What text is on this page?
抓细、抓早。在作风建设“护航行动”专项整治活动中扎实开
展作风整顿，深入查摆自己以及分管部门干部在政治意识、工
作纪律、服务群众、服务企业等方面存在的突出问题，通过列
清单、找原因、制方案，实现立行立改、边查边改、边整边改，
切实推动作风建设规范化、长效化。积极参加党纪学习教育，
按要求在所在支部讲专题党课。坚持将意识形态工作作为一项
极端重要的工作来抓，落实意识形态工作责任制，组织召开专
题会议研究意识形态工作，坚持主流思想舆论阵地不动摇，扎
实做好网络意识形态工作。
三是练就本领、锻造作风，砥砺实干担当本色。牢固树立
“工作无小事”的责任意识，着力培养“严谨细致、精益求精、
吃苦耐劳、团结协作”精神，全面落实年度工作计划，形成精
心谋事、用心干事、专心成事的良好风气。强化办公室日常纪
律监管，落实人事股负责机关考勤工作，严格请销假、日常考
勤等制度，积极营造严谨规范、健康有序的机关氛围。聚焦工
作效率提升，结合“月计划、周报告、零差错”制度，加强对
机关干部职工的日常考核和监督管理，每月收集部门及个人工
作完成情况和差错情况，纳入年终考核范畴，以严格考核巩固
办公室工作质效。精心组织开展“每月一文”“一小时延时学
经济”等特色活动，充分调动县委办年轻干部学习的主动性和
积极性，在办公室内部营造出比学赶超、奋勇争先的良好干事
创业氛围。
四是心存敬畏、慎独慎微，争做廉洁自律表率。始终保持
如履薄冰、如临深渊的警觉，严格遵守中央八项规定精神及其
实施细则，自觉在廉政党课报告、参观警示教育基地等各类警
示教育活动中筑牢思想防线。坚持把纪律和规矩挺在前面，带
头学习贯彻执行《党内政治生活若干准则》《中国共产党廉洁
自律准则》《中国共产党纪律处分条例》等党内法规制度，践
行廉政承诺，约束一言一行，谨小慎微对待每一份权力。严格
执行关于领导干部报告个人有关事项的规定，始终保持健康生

===============

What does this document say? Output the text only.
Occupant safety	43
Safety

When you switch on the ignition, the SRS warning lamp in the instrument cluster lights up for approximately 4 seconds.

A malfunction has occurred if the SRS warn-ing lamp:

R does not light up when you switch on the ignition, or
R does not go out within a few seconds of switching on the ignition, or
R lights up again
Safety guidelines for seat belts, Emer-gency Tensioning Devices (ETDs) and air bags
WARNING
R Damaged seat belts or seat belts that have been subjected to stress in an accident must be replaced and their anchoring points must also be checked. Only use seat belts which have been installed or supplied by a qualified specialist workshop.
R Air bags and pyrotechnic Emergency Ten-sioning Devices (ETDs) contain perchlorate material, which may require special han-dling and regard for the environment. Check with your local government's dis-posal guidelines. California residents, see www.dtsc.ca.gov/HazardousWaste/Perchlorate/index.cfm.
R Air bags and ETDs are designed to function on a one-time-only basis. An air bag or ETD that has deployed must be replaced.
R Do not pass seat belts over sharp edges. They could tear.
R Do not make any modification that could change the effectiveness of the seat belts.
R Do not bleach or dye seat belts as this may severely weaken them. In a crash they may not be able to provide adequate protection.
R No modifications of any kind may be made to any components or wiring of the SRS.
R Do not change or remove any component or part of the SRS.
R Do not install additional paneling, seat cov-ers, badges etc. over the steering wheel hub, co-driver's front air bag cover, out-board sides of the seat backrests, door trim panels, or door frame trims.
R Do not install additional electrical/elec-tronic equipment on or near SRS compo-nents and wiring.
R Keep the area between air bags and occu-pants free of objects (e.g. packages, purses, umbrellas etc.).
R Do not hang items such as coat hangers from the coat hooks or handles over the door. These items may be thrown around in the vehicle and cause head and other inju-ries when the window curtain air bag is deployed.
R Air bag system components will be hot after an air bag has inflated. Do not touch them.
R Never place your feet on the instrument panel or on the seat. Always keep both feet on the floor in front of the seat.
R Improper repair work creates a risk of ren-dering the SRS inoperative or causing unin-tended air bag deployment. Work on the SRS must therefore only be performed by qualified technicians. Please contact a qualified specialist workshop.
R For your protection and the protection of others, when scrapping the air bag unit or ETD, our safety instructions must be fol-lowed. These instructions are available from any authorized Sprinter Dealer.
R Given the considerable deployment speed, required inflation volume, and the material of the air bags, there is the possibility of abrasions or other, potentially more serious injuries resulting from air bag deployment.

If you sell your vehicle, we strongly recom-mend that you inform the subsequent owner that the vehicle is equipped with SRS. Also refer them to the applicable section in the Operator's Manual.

===============

Identify each line in the records above that contains the word "front", and copy it out in full.

R Do not install additional paneling, seat cov-ers, badges etc. over the steering wheel hub, co-driver's front air bag cover, out-board sides of the seat backrests, door trim panels, or door frame trims.
R Never place your feet on the instrument panel or on the seat. Always keep both feet on the floor in front of the seat.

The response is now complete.